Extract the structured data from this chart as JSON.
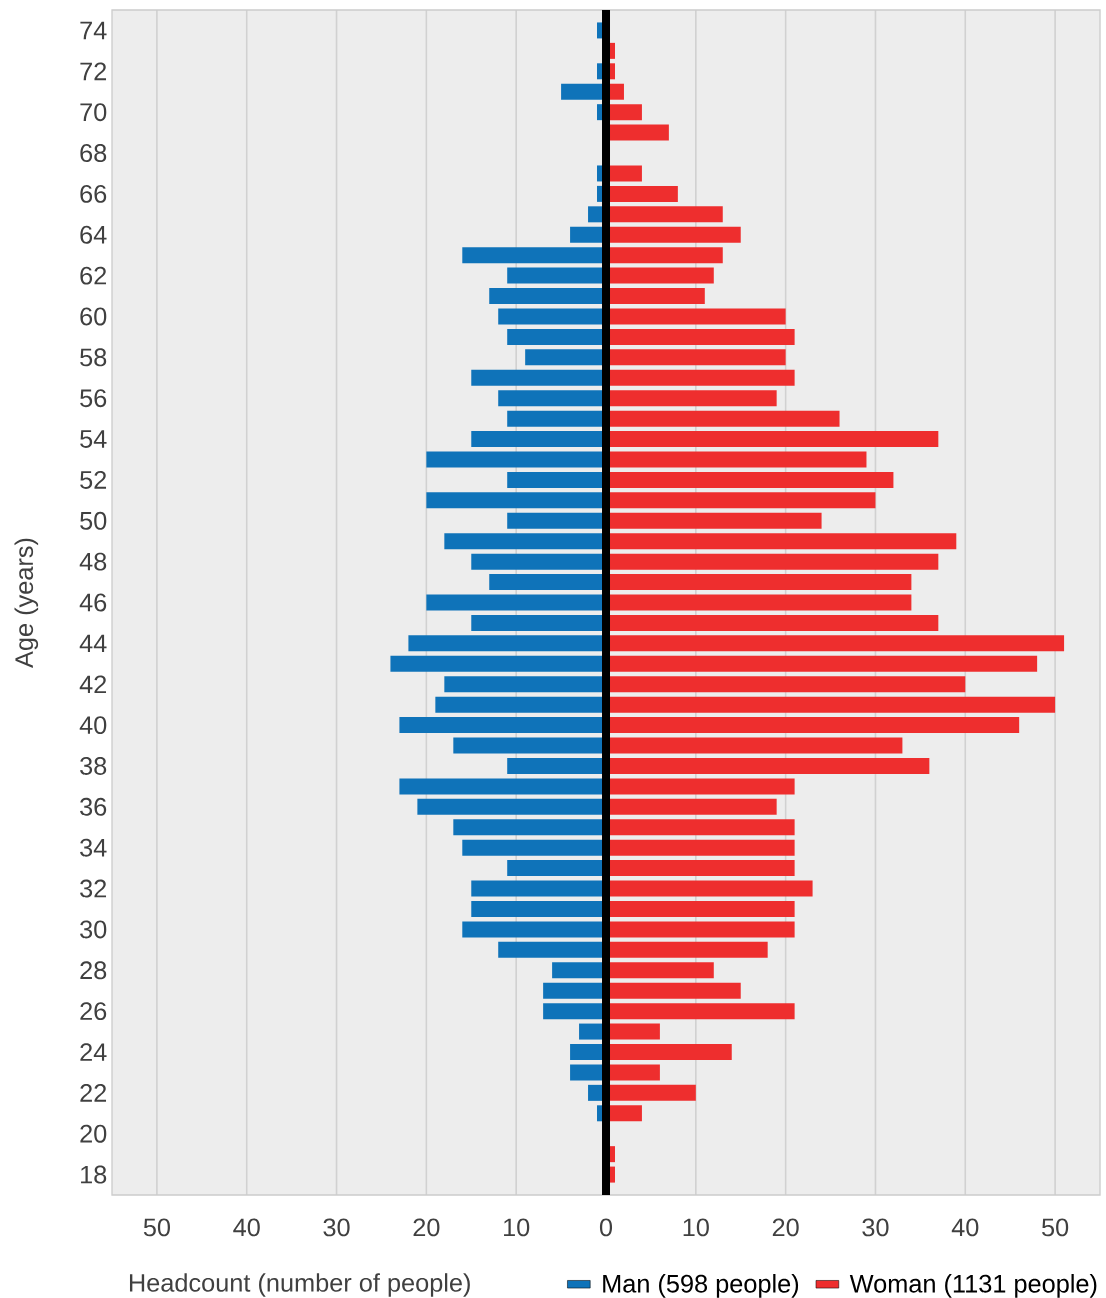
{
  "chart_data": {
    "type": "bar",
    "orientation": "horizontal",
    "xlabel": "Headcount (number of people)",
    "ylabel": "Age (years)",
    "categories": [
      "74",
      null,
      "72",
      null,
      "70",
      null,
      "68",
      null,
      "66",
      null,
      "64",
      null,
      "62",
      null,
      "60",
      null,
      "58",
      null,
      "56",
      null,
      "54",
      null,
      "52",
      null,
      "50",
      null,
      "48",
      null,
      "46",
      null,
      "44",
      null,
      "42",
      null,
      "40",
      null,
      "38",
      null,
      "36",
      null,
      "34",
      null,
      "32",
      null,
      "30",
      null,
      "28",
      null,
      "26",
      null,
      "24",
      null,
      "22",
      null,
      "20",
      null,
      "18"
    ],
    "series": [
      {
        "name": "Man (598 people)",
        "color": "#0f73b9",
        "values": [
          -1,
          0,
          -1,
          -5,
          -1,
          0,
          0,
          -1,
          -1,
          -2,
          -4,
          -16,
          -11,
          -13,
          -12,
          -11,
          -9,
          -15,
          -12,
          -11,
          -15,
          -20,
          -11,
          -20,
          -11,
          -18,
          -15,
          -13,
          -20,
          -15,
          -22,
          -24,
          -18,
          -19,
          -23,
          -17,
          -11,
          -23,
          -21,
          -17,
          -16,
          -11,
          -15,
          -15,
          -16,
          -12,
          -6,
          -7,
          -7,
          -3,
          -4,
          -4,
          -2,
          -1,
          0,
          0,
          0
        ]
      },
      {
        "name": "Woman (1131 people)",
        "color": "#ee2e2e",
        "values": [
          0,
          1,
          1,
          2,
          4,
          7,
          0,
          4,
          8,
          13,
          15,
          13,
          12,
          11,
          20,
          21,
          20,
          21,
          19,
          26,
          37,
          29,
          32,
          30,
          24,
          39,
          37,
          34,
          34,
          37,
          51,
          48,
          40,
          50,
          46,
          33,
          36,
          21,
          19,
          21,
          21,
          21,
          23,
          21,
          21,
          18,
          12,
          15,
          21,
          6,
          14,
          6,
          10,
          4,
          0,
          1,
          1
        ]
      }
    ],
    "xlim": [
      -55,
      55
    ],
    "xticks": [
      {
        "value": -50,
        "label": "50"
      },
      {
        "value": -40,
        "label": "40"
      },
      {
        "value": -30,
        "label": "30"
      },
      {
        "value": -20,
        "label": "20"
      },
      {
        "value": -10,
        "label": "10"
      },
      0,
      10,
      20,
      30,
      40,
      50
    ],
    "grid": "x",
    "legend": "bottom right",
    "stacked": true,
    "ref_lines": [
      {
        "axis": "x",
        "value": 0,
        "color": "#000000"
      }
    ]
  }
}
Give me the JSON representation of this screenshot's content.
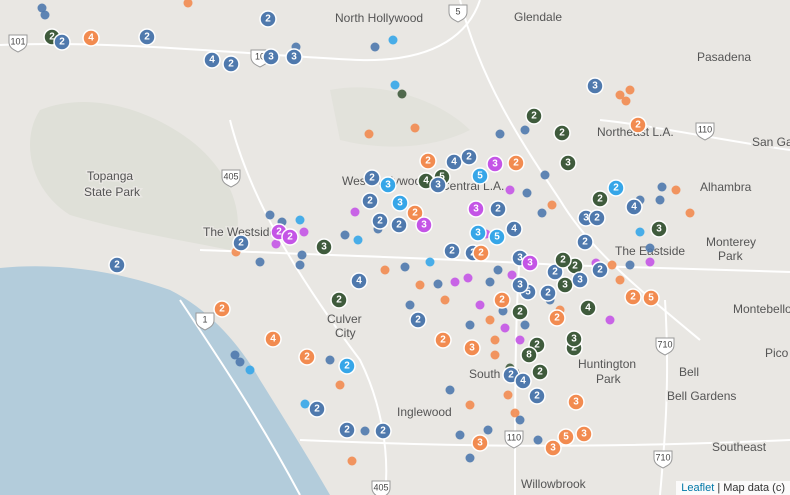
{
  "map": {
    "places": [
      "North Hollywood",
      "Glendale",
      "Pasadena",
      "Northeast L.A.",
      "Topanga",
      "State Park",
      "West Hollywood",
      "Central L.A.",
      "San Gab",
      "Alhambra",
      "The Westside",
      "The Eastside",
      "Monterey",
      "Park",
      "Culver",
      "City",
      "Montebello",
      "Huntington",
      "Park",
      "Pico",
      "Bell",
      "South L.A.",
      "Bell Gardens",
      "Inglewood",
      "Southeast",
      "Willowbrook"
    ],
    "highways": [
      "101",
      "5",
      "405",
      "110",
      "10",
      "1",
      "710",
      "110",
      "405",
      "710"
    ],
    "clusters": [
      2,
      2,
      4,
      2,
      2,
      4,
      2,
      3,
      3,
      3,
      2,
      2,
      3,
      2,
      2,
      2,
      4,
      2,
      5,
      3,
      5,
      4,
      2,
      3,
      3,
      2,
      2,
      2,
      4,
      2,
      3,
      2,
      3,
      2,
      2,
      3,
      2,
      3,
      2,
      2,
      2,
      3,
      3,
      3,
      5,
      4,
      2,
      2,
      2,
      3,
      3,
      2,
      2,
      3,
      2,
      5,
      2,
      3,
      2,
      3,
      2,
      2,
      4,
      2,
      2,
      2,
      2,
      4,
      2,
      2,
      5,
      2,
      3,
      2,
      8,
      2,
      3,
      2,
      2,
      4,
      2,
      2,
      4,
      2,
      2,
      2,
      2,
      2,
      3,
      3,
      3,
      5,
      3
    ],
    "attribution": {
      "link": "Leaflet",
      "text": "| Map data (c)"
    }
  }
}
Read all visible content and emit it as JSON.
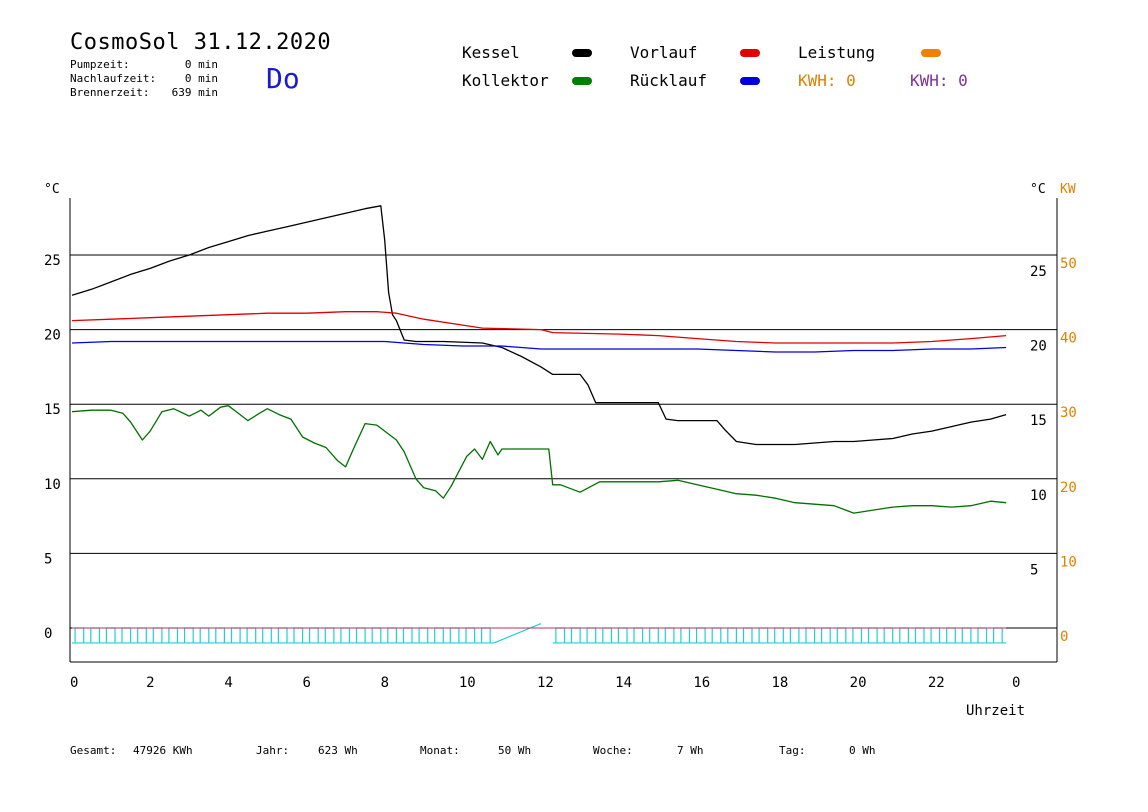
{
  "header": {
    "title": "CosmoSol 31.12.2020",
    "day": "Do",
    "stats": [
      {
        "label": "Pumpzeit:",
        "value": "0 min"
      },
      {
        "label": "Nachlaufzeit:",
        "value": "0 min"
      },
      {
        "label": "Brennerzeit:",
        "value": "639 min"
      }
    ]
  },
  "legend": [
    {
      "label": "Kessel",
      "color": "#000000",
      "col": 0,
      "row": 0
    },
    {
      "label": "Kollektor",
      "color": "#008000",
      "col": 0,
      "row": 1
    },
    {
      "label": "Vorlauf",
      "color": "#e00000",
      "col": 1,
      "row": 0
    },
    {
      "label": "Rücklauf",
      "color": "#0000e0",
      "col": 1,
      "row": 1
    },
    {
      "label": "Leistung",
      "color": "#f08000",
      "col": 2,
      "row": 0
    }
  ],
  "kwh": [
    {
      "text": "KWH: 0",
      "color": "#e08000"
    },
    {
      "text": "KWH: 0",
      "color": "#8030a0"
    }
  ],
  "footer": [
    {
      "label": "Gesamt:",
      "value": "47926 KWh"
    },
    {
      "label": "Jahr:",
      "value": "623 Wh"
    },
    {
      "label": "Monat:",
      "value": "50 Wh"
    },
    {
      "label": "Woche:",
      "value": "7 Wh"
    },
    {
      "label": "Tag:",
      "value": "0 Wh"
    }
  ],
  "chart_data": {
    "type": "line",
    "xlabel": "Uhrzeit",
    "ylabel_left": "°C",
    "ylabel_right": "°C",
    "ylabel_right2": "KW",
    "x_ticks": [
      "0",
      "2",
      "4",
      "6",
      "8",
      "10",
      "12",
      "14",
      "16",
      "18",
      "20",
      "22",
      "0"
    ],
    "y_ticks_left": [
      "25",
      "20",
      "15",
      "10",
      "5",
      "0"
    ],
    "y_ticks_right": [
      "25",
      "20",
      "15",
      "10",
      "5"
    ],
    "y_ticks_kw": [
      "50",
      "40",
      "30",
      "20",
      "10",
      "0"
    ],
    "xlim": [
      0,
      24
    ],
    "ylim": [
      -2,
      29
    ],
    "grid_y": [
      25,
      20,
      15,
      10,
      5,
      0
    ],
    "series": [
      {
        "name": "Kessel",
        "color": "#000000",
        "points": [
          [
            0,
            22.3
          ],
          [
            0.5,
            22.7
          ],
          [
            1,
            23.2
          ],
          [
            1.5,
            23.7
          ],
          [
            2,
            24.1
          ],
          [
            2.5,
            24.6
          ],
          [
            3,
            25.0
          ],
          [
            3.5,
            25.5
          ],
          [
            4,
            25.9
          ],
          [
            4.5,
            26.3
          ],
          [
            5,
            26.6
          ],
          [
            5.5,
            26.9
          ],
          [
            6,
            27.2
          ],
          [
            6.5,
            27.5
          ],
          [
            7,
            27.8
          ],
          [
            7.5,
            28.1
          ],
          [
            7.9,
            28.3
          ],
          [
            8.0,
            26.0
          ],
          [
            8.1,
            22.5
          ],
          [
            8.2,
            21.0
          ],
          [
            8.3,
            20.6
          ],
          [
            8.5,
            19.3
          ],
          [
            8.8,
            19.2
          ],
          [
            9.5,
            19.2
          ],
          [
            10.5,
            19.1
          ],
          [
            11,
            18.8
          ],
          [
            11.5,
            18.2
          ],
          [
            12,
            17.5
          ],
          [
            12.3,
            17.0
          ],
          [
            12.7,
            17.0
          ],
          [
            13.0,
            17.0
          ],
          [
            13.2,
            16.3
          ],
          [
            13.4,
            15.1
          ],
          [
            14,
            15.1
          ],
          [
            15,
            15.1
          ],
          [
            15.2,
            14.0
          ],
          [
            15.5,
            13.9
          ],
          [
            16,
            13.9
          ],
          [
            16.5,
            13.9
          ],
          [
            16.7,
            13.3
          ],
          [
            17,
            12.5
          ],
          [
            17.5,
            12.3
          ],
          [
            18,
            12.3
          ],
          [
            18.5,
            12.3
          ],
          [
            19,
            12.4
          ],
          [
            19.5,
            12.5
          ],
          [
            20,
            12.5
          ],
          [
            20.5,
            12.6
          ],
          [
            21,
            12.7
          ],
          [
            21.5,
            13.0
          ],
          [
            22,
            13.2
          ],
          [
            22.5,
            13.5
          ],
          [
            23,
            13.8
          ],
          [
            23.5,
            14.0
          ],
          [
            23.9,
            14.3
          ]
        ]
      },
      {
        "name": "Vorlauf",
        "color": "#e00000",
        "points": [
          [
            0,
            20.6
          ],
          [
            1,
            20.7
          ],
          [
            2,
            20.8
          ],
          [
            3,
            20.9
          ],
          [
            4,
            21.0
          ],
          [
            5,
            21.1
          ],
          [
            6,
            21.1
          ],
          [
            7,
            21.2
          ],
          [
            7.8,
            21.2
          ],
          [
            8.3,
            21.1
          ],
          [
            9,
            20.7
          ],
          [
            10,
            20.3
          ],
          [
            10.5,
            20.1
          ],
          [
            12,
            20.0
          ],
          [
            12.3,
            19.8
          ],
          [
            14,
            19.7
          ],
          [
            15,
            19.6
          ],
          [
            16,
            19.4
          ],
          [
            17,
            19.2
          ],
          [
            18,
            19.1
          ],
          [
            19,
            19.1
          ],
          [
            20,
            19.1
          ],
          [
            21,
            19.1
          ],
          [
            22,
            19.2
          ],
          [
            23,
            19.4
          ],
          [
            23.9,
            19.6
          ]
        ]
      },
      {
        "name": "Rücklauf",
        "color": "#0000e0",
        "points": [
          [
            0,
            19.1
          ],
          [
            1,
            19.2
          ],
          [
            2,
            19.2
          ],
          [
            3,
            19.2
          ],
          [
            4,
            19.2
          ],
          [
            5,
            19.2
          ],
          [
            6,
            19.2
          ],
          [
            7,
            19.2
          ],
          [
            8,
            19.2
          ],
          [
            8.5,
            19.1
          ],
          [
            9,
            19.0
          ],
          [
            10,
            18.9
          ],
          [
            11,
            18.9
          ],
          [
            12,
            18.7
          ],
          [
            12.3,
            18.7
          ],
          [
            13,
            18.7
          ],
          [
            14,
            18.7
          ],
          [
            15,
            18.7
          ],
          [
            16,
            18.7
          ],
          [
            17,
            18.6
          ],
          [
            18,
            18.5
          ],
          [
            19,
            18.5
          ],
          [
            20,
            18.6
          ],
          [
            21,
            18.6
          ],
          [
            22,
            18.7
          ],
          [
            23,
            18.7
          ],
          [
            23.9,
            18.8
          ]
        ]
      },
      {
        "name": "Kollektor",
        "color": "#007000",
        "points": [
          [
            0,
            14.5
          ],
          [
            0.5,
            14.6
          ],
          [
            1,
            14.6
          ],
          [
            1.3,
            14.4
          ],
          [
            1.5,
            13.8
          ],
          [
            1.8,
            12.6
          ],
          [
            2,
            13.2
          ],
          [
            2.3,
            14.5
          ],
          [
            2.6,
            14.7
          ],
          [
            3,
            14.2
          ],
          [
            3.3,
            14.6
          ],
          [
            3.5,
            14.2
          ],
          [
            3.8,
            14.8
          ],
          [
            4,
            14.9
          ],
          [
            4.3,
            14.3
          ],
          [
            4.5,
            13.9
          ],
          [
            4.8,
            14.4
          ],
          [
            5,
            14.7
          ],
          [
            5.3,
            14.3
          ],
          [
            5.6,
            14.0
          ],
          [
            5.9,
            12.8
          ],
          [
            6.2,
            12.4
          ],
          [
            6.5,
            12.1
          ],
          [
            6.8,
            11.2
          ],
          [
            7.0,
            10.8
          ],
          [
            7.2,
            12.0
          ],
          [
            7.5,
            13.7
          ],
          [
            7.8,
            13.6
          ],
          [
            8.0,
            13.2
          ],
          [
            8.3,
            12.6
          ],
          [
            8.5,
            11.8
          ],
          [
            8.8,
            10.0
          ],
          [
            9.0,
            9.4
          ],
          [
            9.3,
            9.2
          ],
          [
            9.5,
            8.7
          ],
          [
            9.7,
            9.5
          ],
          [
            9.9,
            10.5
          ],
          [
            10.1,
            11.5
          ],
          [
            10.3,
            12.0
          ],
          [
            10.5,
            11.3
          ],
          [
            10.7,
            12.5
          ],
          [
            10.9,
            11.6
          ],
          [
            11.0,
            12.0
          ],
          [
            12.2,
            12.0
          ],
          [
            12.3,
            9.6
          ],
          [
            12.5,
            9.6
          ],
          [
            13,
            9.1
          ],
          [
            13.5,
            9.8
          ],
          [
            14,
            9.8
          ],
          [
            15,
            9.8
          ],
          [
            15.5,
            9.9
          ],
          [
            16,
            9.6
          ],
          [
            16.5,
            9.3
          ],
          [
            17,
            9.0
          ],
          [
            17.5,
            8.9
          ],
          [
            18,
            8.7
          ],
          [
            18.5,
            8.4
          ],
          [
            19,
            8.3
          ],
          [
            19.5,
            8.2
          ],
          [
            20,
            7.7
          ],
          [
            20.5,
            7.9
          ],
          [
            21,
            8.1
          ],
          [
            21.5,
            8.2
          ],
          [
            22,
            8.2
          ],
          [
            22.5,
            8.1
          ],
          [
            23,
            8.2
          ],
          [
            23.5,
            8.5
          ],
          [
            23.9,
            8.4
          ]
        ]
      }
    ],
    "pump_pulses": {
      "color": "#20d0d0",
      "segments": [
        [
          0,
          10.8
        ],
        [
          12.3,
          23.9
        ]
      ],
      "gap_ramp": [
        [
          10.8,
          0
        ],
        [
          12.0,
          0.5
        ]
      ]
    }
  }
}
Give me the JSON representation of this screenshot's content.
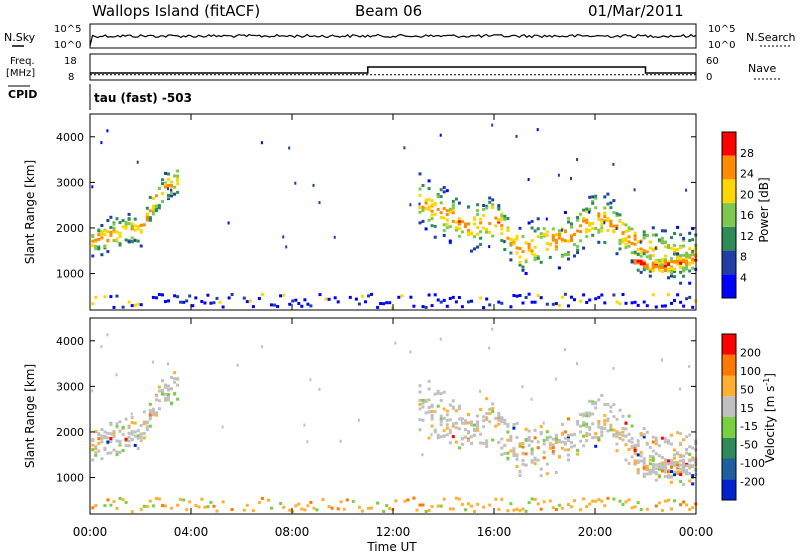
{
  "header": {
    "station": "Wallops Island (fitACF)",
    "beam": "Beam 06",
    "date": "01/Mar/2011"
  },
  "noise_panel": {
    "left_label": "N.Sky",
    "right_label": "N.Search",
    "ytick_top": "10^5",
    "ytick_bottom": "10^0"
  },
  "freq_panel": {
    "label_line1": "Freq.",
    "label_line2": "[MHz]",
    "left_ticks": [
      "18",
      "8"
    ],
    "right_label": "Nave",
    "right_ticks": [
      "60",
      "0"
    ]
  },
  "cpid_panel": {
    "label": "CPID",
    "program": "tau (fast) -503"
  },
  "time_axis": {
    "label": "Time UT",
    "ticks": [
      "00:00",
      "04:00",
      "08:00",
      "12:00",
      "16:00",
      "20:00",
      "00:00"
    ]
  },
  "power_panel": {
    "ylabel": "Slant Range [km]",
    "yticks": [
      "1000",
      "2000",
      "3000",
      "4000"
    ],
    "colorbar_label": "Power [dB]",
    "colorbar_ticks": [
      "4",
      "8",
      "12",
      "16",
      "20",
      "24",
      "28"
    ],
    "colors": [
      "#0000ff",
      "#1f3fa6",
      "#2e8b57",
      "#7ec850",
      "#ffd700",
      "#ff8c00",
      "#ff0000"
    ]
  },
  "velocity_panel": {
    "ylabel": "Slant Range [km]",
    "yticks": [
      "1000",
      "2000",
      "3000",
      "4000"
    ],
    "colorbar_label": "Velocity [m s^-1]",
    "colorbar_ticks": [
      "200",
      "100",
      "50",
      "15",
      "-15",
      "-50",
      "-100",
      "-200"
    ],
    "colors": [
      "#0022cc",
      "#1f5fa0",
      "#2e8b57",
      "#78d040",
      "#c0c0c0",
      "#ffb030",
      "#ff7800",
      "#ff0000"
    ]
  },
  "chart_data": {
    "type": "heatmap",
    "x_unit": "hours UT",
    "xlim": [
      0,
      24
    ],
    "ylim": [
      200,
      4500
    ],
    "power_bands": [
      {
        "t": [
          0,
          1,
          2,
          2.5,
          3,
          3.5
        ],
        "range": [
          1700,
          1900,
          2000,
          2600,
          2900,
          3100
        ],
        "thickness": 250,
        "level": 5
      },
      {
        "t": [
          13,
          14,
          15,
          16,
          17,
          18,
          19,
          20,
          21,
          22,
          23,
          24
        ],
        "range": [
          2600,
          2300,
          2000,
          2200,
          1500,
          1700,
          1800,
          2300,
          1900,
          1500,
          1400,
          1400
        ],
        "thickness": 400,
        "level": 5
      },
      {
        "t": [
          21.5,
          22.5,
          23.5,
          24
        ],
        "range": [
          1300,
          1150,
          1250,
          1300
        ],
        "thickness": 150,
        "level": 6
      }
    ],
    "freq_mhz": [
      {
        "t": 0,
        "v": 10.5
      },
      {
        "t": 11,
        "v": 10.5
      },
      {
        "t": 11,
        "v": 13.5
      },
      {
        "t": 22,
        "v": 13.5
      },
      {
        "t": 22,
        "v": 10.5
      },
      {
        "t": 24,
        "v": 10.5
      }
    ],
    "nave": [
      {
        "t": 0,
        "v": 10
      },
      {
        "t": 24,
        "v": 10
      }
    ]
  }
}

******

**To be done:** Report only the number of lines in the data above that contain "name".

**Result for this task:** 6